#### Exercise material

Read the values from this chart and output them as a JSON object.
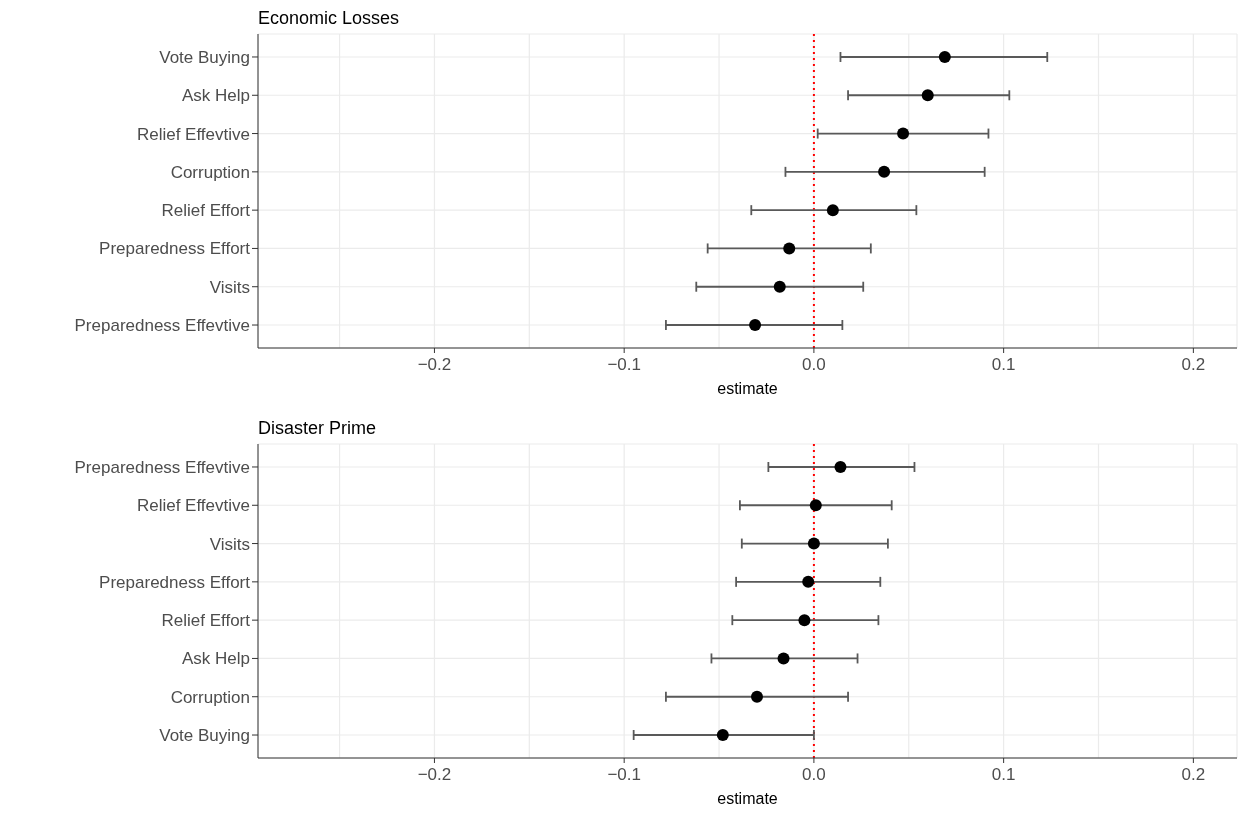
{
  "chart_data": [
    {
      "type": "scatter",
      "title": "Economic Losses",
      "xlabel": "estimate",
      "orientation": "horizontal",
      "categories": [
        "Vote Buying",
        "Ask Help",
        "Relief Effevtive",
        "Corruption",
        "Relief Effort",
        "Preparedness Effort",
        "Visits",
        "Preparedness Effevtive"
      ],
      "series": [
        {
          "color": "#000000",
          "values": [
            0.069,
            0.06,
            0.047,
            0.037,
            0.01,
            -0.013,
            -0.018,
            -0.031
          ],
          "errors": [
            [
              0.014,
              0.123
            ],
            [
              0.018,
              0.103
            ],
            [
              0.002,
              0.092
            ],
            [
              -0.015,
              0.09
            ],
            [
              -0.033,
              0.054
            ],
            [
              -0.056,
              0.03
            ],
            [
              -0.062,
              0.026
            ],
            [
              -0.078,
              0.015
            ]
          ]
        }
      ],
      "xlim": [
        -0.293,
        0.223
      ],
      "xticks": [
        {
          "value": -0.25,
          "label": null
        },
        {
          "value": -0.2,
          "label": "−0.2"
        },
        {
          "value": -0.15,
          "label": null
        },
        {
          "value": -0.1,
          "label": "−0.1"
        },
        {
          "value": -0.05,
          "label": null
        },
        {
          "value": 0.0,
          "label": "0.0"
        },
        {
          "value": 0.05,
          "label": null
        },
        {
          "value": 0.1,
          "label": "0.1"
        },
        {
          "value": 0.15,
          "label": null
        },
        {
          "value": 0.2,
          "label": "0.2"
        }
      ],
      "ref_lines": [
        {
          "axis": "x",
          "value": 0,
          "color": "#ff0000",
          "line_style": "dotted"
        }
      ],
      "grid": true,
      "marker": "circle",
      "legend": false
    },
    {
      "type": "scatter",
      "title": "Disaster Prime",
      "xlabel": "estimate",
      "orientation": "horizontal",
      "categories": [
        "Preparedness Effevtive",
        "Relief Effevtive",
        "Visits",
        "Preparedness Effort",
        "Relief Effort",
        "Ask Help",
        "Corruption",
        "Vote Buying"
      ],
      "series": [
        {
          "color": "#000000",
          "values": [
            0.014,
            0.001,
            0.0,
            -0.003,
            -0.005,
            -0.016,
            -0.03,
            -0.048
          ],
          "errors": [
            [
              -0.024,
              0.053
            ],
            [
              -0.039,
              0.041
            ],
            [
              -0.038,
              0.039
            ],
            [
              -0.041,
              0.035
            ],
            [
              -0.043,
              0.034
            ],
            [
              -0.054,
              0.023
            ],
            [
              -0.078,
              0.018
            ],
            [
              -0.095,
              0.0
            ]
          ]
        }
      ],
      "xlim": [
        -0.293,
        0.223
      ],
      "xticks": [
        {
          "value": -0.25,
          "label": null
        },
        {
          "value": -0.2,
          "label": "−0.2"
        },
        {
          "value": -0.15,
          "label": null
        },
        {
          "value": -0.1,
          "label": "−0.1"
        },
        {
          "value": -0.05,
          "label": null
        },
        {
          "value": 0.0,
          "label": "0.0"
        },
        {
          "value": 0.05,
          "label": null
        },
        {
          "value": 0.1,
          "label": "0.1"
        },
        {
          "value": 0.15,
          "label": null
        },
        {
          "value": 0.2,
          "label": "0.2"
        }
      ],
      "ref_lines": [
        {
          "axis": "x",
          "value": 0,
          "color": "#ff0000",
          "line_style": "dotted"
        }
      ],
      "grid": true,
      "marker": "circle",
      "legend": false
    }
  ]
}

########

— Work to do —
Every line of the data above should be quoted exactly. Omit the pictures.

— Expected answer —
Read the values from this chart and output them as a JSON object.
{
  "chart_data": [
    {
      "type": "scatter",
      "title": "Economic Losses",
      "xlabel": "estimate",
      "orientation": "horizontal",
      "categories": [
        "Vote Buying",
        "Ask Help",
        "Relief Effevtive",
        "Corruption",
        "Relief Effort",
        "Preparedness Effort",
        "Visits",
        "Preparedness Effevtive"
      ],
      "series": [
        {
          "color": "#000000",
          "values": [
            0.069,
            0.06,
            0.047,
            0.037,
            0.01,
            -0.013,
            -0.018,
            -0.031
          ],
          "errors": [
            [
              0.014,
              0.123
            ],
            [
              0.018,
              0.103
            ],
            [
              0.002,
              0.092
            ],
            [
              -0.015,
              0.09
            ],
            [
              -0.033,
              0.054
            ],
            [
              -0.056,
              0.03
            ],
            [
              -0.062,
              0.026
            ],
            [
              -0.078,
              0.015
            ]
          ]
        }
      ],
      "xlim": [
        -0.293,
        0.223
      ],
      "xticks": [
        {
          "value": -0.25,
          "label": null
        },
        {
          "value": -0.2,
          "label": "−0.2"
        },
        {
          "value": -0.15,
          "label": null
        },
        {
          "value": -0.1,
          "label": "−0.1"
        },
        {
          "value": -0.05,
          "label": null
        },
        {
          "value": 0.0,
          "label": "0.0"
        },
        {
          "value": 0.05,
          "label": null
        },
        {
          "value": 0.1,
          "label": "0.1"
        },
        {
          "value": 0.15,
          "label": null
        },
        {
          "value": 0.2,
          "label": "0.2"
        }
      ],
      "ref_lines": [
        {
          "axis": "x",
          "value": 0,
          "color": "#ff0000",
          "line_style": "dotted"
        }
      ],
      "grid": true,
      "marker": "circle",
      "legend": false
    },
    {
      "type": "scatter",
      "title": "Disaster Prime",
      "xlabel": "estimate",
      "orientation": "horizontal",
      "categories": [
        "Preparedness Effevtive",
        "Relief Effevtive",
        "Visits",
        "Preparedness Effort",
        "Relief Effort",
        "Ask Help",
        "Corruption",
        "Vote Buying"
      ],
      "series": [
        {
          "color": "#000000",
          "values": [
            0.014,
            0.001,
            0.0,
            -0.003,
            -0.005,
            -0.016,
            -0.03,
            -0.048
          ],
          "errors": [
            [
              -0.024,
              0.053
            ],
            [
              -0.039,
              0.041
            ],
            [
              -0.038,
              0.039
            ],
            [
              -0.041,
              0.035
            ],
            [
              -0.043,
              0.034
            ],
            [
              -0.054,
              0.023
            ],
            [
              -0.078,
              0.018
            ],
            [
              -0.095,
              0.0
            ]
          ]
        }
      ],
      "xlim": [
        -0.293,
        0.223
      ],
      "xticks": [
        {
          "value": -0.25,
          "label": null
        },
        {
          "value": -0.2,
          "label": "−0.2"
        },
        {
          "value": -0.15,
          "label": null
        },
        {
          "value": -0.1,
          "label": "−0.1"
        },
        {
          "value": -0.05,
          "label": null
        },
        {
          "value": 0.0,
          "label": "0.0"
        },
        {
          "value": 0.05,
          "label": null
        },
        {
          "value": 0.1,
          "label": "0.1"
        },
        {
          "value": 0.15,
          "label": null
        },
        {
          "value": 0.2,
          "label": "0.2"
        }
      ],
      "ref_lines": [
        {
          "axis": "x",
          "value": 0,
          "color": "#ff0000",
          "line_style": "dotted"
        }
      ],
      "grid": true,
      "marker": "circle",
      "legend": false
    }
  ]
}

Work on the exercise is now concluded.